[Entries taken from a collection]
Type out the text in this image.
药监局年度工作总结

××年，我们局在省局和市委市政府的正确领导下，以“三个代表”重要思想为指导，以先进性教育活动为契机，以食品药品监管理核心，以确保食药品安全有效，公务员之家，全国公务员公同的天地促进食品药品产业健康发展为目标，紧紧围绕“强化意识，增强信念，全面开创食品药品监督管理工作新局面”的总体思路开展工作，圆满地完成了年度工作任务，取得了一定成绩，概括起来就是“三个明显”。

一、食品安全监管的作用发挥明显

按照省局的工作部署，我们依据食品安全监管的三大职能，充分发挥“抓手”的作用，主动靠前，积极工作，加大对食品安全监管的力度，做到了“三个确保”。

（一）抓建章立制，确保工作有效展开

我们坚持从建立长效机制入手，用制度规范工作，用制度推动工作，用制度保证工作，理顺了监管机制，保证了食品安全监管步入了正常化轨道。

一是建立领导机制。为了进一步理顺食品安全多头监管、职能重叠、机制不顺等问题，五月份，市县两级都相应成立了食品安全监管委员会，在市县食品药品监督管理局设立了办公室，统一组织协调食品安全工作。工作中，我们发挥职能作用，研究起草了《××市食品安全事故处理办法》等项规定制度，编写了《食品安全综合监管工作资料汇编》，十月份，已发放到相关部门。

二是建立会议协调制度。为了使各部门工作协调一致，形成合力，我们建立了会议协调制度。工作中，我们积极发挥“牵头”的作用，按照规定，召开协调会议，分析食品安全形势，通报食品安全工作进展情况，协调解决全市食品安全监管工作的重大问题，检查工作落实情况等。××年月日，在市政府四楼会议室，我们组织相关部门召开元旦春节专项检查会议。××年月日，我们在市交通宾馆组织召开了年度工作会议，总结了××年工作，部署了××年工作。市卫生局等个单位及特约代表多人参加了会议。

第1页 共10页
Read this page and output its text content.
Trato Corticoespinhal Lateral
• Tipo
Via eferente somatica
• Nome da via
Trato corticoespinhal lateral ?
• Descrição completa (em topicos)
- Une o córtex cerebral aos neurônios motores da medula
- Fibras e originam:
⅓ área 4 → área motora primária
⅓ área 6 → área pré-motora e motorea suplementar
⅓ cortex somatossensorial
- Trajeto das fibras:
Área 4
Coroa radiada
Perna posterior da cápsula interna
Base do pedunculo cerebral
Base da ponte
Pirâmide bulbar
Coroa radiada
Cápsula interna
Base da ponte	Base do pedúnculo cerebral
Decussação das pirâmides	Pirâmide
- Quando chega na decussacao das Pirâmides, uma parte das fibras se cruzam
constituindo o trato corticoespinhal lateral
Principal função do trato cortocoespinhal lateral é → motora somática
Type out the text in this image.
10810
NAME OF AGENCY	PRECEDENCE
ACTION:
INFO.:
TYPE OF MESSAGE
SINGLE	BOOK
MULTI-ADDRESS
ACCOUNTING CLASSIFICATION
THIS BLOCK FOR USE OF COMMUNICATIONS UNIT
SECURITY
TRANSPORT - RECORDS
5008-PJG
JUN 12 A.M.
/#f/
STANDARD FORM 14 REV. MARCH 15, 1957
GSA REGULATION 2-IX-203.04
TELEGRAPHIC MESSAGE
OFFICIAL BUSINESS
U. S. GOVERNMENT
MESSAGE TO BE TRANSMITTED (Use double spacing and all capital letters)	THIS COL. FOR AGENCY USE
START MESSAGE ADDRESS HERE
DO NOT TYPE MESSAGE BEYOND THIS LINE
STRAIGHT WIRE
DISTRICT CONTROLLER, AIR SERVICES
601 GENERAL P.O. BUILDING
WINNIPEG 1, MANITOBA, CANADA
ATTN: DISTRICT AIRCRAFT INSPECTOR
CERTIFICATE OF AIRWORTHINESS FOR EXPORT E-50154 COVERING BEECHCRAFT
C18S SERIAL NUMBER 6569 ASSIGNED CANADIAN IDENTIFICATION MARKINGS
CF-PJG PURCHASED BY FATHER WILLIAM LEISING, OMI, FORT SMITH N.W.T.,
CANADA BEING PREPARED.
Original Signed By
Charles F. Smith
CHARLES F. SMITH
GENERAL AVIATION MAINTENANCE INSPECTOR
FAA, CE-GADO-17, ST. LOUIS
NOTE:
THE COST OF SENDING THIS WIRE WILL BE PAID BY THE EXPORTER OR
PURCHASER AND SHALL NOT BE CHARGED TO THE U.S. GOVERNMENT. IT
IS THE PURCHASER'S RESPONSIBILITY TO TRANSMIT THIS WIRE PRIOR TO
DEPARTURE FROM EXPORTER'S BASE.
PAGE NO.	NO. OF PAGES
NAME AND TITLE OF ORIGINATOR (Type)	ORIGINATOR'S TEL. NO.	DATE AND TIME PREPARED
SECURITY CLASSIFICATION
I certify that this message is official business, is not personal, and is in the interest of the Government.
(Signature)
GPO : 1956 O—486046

Instruction
Identify the lines above with the word "interna". Copy them.

Completed exercise
Perna posterior da cápsula interna
Cápsula interna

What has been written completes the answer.